WHAT NEEDS TO BE DONE
Select and reproduce each line of the listing below that bears the string "одежды".

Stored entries

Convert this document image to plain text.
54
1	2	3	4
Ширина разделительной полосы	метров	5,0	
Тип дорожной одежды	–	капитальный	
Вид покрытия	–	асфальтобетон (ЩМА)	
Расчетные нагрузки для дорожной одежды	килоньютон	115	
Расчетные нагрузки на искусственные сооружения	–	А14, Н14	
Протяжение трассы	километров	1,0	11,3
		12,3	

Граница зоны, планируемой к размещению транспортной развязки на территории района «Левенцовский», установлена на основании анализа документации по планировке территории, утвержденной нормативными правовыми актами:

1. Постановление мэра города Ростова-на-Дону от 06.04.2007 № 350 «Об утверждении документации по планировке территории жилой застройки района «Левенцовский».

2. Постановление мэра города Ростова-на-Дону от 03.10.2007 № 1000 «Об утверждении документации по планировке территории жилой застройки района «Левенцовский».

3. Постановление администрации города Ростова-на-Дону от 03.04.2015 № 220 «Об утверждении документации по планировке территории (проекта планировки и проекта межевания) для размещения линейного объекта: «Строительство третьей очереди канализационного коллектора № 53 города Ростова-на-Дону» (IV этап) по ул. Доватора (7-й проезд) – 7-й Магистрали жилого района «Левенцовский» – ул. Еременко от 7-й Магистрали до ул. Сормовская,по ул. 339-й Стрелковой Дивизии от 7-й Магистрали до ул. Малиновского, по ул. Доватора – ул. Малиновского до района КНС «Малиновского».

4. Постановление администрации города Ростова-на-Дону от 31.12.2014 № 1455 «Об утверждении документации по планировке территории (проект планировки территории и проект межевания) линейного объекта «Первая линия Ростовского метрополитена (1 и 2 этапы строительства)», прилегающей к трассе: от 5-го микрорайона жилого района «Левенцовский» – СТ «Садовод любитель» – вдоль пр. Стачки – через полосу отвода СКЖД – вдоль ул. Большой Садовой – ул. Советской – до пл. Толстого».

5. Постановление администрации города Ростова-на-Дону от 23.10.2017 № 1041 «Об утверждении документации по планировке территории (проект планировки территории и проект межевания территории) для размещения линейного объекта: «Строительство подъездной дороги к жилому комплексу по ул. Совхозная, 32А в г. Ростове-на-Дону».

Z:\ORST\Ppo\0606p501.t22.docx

EXPECTED OUTPUT
Тип дорожной одежды	–	капитальный	
Расчетные нагрузки для дорожной одежды	килоньютон	115	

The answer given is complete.